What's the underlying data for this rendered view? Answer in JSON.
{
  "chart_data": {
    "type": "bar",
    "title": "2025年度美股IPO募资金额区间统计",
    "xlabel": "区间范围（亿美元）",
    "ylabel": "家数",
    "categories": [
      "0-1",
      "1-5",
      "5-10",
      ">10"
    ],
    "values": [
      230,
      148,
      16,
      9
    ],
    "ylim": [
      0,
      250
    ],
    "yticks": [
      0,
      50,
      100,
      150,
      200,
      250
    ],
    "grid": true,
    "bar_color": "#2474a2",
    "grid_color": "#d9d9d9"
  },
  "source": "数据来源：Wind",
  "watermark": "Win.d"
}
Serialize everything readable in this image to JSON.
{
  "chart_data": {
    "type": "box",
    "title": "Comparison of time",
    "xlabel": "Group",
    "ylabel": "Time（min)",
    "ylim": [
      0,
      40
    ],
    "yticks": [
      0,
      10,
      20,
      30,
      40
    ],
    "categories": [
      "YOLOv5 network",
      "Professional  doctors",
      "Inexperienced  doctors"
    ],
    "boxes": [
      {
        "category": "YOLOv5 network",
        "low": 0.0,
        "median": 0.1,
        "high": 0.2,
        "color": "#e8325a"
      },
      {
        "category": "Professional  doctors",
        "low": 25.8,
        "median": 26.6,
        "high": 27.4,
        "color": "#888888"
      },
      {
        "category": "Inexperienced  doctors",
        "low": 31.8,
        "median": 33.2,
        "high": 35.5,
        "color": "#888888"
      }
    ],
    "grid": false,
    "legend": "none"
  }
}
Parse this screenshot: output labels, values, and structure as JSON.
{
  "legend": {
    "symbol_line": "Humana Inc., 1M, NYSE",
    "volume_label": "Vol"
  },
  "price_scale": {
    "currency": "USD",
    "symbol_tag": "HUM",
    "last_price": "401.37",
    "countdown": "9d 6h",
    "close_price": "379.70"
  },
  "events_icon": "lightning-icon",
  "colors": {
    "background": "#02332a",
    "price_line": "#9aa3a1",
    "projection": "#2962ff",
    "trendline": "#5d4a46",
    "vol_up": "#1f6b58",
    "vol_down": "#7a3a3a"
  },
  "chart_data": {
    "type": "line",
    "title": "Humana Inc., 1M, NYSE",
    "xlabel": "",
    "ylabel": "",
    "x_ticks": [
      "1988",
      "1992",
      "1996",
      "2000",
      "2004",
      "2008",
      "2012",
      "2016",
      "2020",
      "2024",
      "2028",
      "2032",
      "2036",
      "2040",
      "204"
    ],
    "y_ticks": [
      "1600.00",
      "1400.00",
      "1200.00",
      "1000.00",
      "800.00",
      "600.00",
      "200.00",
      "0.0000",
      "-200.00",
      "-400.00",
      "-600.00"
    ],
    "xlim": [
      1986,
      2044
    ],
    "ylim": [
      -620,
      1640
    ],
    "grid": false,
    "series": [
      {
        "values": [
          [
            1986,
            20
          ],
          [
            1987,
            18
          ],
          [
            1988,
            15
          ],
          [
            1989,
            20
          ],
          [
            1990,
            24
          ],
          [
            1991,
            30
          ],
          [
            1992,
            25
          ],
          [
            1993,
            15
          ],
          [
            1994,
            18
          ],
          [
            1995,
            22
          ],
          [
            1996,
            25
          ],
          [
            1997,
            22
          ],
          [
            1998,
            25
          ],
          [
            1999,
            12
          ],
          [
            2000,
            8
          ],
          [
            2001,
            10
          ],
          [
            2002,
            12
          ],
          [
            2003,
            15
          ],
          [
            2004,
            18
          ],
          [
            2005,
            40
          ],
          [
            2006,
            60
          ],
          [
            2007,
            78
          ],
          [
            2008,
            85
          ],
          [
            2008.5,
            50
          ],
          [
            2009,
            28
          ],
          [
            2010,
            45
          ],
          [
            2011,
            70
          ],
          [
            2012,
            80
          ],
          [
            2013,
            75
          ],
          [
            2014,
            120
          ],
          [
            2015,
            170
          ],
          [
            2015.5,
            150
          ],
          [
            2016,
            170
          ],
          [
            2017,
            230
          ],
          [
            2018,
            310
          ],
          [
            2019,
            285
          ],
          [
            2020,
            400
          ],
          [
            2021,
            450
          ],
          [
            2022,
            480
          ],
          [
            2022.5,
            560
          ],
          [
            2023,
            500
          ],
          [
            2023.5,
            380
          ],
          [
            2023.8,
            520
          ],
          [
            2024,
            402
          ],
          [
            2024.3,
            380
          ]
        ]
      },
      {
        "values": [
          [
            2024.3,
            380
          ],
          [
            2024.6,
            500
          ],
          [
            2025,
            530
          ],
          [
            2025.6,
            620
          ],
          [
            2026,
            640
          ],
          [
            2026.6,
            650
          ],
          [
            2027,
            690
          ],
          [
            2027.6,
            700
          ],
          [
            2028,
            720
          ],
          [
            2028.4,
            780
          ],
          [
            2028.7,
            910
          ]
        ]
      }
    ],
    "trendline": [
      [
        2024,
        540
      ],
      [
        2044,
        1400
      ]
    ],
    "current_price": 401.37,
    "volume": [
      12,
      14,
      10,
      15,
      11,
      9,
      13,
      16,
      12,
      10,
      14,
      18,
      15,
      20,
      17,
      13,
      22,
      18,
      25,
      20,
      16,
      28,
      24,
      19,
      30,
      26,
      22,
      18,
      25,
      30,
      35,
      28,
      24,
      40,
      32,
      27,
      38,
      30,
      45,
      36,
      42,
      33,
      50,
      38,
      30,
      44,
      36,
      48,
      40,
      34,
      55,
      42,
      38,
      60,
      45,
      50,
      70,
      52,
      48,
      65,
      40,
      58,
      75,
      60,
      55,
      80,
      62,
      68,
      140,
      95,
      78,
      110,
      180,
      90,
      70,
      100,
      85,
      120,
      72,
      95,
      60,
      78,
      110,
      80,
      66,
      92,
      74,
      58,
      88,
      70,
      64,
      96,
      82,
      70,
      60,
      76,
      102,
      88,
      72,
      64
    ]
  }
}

****************************************

GOAL:
Gather, from the listing above, every line carrying the word "Humana".

REPLY:
    "symbol_line": "Humana Inc., 1M, NYSE",
    "title": "Humana Inc., 1M, NYSE",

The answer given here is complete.